● **Input rows**

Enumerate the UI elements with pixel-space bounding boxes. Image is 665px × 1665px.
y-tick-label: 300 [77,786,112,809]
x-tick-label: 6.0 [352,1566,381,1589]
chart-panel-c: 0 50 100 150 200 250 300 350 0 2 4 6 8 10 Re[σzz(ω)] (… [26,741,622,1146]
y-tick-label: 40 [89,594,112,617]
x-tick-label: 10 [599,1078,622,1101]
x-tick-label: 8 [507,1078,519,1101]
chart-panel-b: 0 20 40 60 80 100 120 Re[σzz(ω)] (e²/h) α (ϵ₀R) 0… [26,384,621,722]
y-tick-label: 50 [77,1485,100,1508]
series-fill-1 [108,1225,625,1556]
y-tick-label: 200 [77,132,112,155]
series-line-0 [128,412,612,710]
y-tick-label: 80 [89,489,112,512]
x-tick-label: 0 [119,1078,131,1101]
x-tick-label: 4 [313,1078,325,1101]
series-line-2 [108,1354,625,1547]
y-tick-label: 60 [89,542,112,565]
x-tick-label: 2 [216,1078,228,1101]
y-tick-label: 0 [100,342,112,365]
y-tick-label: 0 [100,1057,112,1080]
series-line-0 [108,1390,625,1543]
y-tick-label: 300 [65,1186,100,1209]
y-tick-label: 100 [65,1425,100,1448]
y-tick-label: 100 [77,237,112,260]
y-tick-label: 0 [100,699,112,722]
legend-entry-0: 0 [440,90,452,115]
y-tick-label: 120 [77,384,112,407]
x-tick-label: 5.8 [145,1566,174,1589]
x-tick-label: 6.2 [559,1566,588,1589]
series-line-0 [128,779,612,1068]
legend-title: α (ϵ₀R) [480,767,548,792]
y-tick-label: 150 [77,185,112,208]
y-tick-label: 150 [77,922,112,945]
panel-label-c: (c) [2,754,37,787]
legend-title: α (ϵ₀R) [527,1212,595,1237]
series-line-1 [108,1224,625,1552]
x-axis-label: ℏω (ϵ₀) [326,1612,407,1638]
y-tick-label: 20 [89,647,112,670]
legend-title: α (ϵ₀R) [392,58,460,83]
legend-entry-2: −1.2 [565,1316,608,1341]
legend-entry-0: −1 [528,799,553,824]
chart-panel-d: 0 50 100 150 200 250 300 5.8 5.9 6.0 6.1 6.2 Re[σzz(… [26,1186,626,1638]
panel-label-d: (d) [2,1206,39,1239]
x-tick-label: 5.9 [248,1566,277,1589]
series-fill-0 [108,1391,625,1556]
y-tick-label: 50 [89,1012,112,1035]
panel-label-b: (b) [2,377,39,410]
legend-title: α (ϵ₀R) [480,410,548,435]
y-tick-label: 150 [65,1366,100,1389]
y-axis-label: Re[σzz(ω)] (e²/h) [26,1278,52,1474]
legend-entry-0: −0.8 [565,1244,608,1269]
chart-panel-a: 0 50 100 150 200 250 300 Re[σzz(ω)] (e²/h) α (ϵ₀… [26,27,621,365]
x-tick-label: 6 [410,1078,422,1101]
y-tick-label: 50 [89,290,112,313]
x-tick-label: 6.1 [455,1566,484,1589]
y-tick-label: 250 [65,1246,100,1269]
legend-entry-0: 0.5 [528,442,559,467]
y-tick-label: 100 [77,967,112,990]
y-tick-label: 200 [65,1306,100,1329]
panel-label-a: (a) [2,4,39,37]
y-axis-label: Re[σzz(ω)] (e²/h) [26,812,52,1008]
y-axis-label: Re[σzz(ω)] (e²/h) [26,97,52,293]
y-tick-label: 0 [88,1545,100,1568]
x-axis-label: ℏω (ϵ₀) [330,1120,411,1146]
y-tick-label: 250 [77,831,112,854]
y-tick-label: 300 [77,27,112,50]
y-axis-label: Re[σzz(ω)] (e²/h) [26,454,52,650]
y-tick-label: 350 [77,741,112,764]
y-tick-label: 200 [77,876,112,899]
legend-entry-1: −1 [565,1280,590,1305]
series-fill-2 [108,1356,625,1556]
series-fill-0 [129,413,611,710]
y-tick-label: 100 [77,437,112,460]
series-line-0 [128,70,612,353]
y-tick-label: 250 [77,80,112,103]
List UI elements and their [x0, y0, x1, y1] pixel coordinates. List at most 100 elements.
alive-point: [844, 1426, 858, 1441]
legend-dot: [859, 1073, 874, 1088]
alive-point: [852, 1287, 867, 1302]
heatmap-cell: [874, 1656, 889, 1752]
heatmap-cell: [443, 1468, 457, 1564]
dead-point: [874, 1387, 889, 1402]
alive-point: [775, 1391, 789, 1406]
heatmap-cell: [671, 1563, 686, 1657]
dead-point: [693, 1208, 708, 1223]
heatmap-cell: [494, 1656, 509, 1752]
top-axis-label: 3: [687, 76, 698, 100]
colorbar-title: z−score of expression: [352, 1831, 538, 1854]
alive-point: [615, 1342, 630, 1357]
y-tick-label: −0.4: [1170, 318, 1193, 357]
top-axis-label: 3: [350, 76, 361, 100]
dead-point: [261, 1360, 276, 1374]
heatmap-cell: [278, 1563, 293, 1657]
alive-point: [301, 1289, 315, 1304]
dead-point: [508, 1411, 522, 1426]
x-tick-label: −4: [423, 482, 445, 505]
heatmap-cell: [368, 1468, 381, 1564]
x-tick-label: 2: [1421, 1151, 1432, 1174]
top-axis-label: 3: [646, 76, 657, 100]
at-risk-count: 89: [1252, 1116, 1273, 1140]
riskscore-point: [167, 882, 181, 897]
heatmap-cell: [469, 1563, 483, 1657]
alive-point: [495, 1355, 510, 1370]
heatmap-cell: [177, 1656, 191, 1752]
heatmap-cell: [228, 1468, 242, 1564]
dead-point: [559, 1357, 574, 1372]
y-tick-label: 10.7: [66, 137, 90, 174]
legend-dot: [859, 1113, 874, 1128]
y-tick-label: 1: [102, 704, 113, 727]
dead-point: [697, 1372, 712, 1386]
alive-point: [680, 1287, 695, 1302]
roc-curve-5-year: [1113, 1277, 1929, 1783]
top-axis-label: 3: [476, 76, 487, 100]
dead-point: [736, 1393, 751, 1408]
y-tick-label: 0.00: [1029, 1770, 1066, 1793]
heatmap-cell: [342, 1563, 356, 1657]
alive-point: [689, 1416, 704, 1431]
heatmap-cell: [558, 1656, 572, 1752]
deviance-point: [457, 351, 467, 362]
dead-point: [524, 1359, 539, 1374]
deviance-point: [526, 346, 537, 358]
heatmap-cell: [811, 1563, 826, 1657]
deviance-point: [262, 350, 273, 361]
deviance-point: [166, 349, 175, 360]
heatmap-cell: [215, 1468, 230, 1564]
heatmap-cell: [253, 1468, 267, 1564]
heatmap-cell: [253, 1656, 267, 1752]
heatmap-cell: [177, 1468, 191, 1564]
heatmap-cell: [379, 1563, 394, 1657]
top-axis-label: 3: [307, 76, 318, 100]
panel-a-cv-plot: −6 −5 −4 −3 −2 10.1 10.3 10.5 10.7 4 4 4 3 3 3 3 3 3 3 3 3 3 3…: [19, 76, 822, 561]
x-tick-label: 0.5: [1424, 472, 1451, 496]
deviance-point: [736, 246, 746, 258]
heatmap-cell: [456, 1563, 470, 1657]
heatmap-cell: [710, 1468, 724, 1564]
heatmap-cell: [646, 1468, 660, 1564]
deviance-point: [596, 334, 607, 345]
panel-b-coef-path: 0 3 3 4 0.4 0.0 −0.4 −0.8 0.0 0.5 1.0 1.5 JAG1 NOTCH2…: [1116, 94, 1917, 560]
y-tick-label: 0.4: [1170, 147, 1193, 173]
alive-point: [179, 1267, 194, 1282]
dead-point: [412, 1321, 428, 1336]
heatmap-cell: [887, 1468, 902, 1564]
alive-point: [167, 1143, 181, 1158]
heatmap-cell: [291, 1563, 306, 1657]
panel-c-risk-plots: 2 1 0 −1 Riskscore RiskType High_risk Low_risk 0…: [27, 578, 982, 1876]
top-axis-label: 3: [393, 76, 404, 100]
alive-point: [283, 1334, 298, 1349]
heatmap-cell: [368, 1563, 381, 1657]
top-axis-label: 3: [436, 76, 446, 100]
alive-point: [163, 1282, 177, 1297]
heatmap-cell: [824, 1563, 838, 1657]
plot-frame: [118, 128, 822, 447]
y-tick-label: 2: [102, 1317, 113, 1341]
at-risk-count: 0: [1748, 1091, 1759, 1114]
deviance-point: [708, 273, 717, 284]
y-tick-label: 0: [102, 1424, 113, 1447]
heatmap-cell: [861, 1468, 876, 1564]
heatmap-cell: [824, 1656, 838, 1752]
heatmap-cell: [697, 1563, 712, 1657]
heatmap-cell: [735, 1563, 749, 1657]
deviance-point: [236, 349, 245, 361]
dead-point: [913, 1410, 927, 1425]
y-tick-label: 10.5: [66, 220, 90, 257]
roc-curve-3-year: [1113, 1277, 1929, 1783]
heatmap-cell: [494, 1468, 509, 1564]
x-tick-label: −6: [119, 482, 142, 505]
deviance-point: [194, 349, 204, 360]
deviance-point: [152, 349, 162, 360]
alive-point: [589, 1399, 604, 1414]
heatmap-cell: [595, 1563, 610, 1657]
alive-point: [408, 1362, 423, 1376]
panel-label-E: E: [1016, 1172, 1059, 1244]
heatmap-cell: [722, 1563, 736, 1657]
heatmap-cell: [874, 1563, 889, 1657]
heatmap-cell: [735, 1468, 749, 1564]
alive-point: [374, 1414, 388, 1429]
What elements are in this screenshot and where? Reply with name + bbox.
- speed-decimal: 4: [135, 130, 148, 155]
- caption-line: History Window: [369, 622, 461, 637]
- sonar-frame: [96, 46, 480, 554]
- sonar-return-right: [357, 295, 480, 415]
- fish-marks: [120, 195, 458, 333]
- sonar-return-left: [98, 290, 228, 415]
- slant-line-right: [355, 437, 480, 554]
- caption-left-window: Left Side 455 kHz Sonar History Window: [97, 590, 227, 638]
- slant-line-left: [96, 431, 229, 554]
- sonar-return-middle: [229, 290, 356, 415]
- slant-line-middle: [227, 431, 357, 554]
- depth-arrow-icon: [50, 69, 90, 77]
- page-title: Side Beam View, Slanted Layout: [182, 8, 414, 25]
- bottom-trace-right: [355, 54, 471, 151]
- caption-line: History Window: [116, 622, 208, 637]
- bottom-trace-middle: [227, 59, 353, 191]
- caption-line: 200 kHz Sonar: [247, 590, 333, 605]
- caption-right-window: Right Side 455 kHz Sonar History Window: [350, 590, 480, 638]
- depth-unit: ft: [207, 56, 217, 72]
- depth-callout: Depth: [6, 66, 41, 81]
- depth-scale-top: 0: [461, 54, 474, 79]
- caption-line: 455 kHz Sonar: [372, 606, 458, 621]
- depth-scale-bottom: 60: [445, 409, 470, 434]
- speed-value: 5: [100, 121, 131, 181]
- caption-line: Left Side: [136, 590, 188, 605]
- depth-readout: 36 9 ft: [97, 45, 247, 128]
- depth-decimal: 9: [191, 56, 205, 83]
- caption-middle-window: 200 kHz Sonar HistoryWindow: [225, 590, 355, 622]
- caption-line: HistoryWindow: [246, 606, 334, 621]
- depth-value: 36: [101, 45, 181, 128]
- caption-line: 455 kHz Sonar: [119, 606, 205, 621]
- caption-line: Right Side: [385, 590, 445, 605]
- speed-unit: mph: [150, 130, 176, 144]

● **What the task requires**
Collect every line in the rows above that contains the string "unit" and copy each one out in full.

● **Output below**
- depth-unit: ft: [207, 56, 217, 72]
- speed-unit: mph: [150, 130, 176, 144]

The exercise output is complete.